## Problem to solve
Look for the string "JSON" in the lines and copy each line that has it.

## Given information
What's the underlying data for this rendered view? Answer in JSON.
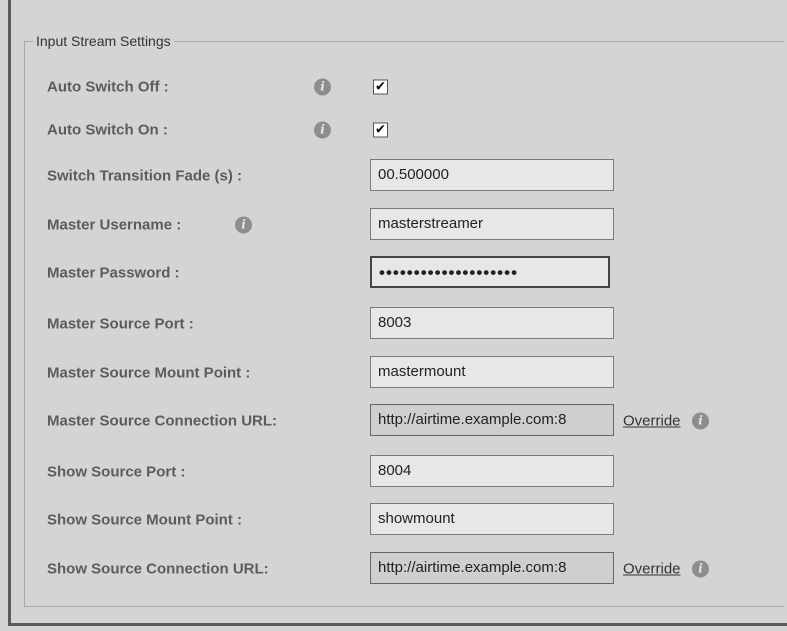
{
  "fieldset": {
    "legend": "Input Stream Settings"
  },
  "info_glyph": "i",
  "check_glyph": "✔",
  "rows": {
    "auto_switch_off": {
      "label": "Auto Switch Off :",
      "checked": true
    },
    "auto_switch_on": {
      "label": "Auto Switch On :",
      "checked": true
    },
    "switch_fade": {
      "label": "Switch Transition Fade (s) :",
      "value": "00.500000"
    },
    "master_username": {
      "label": "Master Username :",
      "value": "masterstreamer"
    },
    "master_password": {
      "label": "Master Password :",
      "value": "••••••••••••••••••••"
    },
    "master_port": {
      "label": "Master Source Port :",
      "value": "8003"
    },
    "master_mount": {
      "label": "Master Source Mount Point :",
      "value": "mastermount"
    },
    "master_url": {
      "label": "Master Source Connection URL:",
      "value": "http://airtime.example.com:8",
      "override_label": "Override"
    },
    "show_port": {
      "label": "Show Source Port :",
      "value": "8004"
    },
    "show_mount": {
      "label": "Show Source Mount Point :",
      "value": "showmount"
    },
    "show_url": {
      "label": "Show Source Connection URL:",
      "value": "http://airtime.example.com:8",
      "override_label": "Override"
    }
  },
  "colors": {
    "background": "#d4d4d4",
    "label": "#5c5c5c",
    "info_icon": "#8d8d8d",
    "input_bg": "#e7e7e7"
  }
}
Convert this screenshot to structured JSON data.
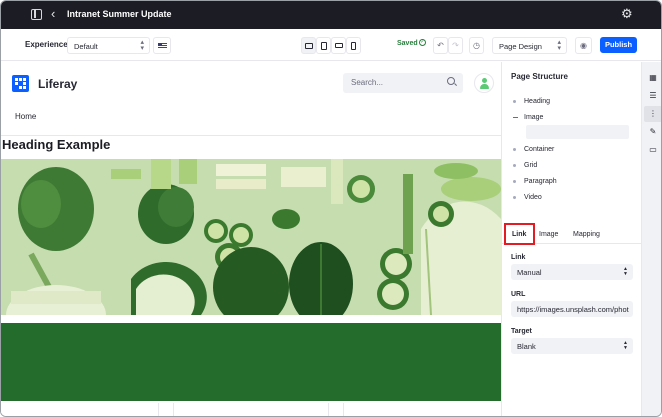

## Exercise output
What's the underlying data for this rendered view? Answer in JSON.
Convert this screenshot to structured JSON data.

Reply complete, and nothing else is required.